Will you give the material below again, every line exactly as it is?
● ● ● ●
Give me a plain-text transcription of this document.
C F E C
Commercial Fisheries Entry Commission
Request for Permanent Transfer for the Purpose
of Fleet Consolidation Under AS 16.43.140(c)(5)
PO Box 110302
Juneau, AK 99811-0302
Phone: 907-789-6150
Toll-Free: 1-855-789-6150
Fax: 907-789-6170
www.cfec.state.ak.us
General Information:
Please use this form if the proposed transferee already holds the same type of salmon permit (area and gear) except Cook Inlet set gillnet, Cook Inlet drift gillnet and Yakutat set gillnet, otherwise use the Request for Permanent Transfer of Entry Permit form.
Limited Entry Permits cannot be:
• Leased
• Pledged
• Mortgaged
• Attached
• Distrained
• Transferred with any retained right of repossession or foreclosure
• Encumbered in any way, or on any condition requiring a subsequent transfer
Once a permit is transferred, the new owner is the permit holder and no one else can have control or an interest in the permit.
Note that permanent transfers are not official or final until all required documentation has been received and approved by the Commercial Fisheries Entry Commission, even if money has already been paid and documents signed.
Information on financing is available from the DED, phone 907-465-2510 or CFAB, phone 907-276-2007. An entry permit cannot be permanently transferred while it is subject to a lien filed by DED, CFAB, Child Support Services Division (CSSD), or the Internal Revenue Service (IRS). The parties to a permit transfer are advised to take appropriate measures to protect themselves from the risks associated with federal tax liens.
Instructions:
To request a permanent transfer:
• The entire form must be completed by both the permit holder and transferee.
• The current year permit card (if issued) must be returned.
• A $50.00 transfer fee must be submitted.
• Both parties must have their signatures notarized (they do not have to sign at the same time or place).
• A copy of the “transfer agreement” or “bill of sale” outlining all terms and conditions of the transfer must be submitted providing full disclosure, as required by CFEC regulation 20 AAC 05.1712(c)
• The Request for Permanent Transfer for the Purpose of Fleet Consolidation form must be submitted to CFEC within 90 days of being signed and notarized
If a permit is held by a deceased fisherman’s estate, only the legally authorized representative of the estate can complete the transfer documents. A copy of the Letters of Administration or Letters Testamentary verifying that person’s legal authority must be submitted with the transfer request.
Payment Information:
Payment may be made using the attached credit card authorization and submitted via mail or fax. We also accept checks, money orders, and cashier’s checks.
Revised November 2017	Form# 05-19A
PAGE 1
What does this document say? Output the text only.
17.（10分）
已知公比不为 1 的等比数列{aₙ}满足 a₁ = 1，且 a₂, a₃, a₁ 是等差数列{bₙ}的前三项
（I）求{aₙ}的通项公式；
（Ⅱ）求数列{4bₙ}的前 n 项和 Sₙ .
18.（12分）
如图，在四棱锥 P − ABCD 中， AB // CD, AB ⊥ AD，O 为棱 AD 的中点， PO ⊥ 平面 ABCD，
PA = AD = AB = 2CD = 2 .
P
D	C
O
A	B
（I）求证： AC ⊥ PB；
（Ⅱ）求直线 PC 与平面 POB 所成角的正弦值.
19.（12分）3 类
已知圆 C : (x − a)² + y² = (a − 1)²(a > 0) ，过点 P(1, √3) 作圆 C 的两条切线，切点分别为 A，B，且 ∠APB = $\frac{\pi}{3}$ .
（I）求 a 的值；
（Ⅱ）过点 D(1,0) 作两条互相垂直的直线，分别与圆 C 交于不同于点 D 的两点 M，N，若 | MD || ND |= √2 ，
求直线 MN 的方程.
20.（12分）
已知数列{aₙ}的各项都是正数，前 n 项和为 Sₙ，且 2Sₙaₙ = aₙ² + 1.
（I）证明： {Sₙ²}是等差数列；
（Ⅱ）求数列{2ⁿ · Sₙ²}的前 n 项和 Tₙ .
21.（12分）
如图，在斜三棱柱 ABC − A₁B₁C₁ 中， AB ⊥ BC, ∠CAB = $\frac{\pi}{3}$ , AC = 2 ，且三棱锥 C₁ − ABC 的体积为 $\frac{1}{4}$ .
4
● ● ● ●
▶ CORRECT RESPONSE:
Give me a plain-text transcription of this document.
C F E C
Commercial Fisheries Entry Commission
Request for Permanent Transfer for the Purpose
of Fleet Consolidation Under AS 16.43.140(c)(5)
PO Box 110302
Juneau, AK 99811-0302
Phone: 907-789-6150
Toll-Free: 1-855-789-6150
Fax: 907-789-6170
www.cfec.state.ak.us
General Information:
Please use this form if the proposed transferee already holds the same type of salmon permit (area and gear) except Cook Inlet set gillnet, Cook Inlet drift gillnet and Yakutat set gillnet, otherwise use the Request for Permanent Transfer of Entry Permit form.
Limited Entry Permits cannot be:
• Leased
• Pledged
• Mortgaged
• Attached
• Distrained
• Transferred with any retained right of repossession or foreclosure
• Encumbered in any way, or on any condition requiring a subsequent transfer
Once a permit is transferred, the new owner is the permit holder and no one else can have control or an interest in the permit.
Note that permanent transfers are not official or final until all required documentation has been received and approved by the Commercial Fisheries Entry Commission, even if money has already been paid and documents signed.
Information on financing is available from the DED, phone 907-465-2510 or CFAB, phone 907-276-2007. An entry permit cannot be permanently transferred while it is subject to a lien filed by DED, CFAB, Child Support Services Division (CSSD), or the Internal Revenue Service (IRS). The parties to a permit transfer are advised to take appropriate measures to protect themselves from the risks associated with federal tax liens.
Instructions:
To request a permanent transfer:
• The entire form must be completed by both the permit holder and transferee.
• The current year permit card (if issued) must be returned.
• A $50.00 transfer fee must be submitted.
• Both parties must have their signatures notarized (they do not have to sign at the same time or place).
• A copy of the “transfer agreement” or “bill of sale” outlining all terms and conditions of the transfer must be submitted providing full disclosure, as required by CFEC regulation 20 AAC 05.1712(c)
• The Request for Permanent Transfer for the Purpose of Fleet Consolidation form must be submitted to CFEC within 90 days of being signed and notarized
If a permit is held by a deceased fisherman’s estate, only the legally authorized representative of the estate can complete the transfer documents. A copy of the Letters of Administration or Letters Testamentary verifying that person’s legal authority must be submitted with the transfer request.
Payment Information:
Payment may be made using the attached credit card authorization and submitted via mail or fax. We also accept checks, money orders, and cashier’s checks.
Revised November 2017	Form# 05-19A
PAGE 1
What does this document say? Output the text only.
17.（10分）
已知公比不为 1 的等比数列{aₙ}满足 a₁ = 1，且 a₂, a₃, a₁ 是等差数列{bₙ}的前三项
（I）求{aₙ}的通项公式；
（Ⅱ）求数列{4bₙ}的前 n 项和 Sₙ .
18.（12分）
如图，在四棱锥 P − ABCD 中， AB // CD, AB ⊥ AD，O 为棱 AD 的中点， PO ⊥ 平面 ABCD，
PA = AD = AB = 2CD = 2 .
P
D	C
O
A	B
（I）求证： AC ⊥ PB；
（Ⅱ）求直线 PC 与平面 POB 所成角的正弦值.
19.（12分）3 类
已知圆 C : (x − a)² + y² = (a − 1)²(a > 0) ，过点 P(1, √3) 作圆 C 的两条切线，切点分别为 A，B，且 ∠APB = $\frac{\pi}{3}$ .
（I）求 a 的值；
（Ⅱ）过点 D(1,0) 作两条互相垂直的直线，分别与圆 C 交于不同于点 D 的两点 M，N，若 | MD || ND |= √2 ，
求直线 MN 的方程.
20.（12分）
已知数列{aₙ}的各项都是正数，前 n 项和为 Sₙ，且 2Sₙaₙ = aₙ² + 1.
（I）证明： {Sₙ²}是等差数列；
（Ⅱ）求数列{2ⁿ · Sₙ²}的前 n 项和 Tₙ .
21.（12分）
如图，在斜三棱柱 ABC − A₁B₁C₁ 中， AB ⊥ BC, ∠CAB = $\frac{\pi}{3}$ , AC = 2 ，且三棱锥 C₁ − ABC 的体积为 $\frac{1}{4}$ .
4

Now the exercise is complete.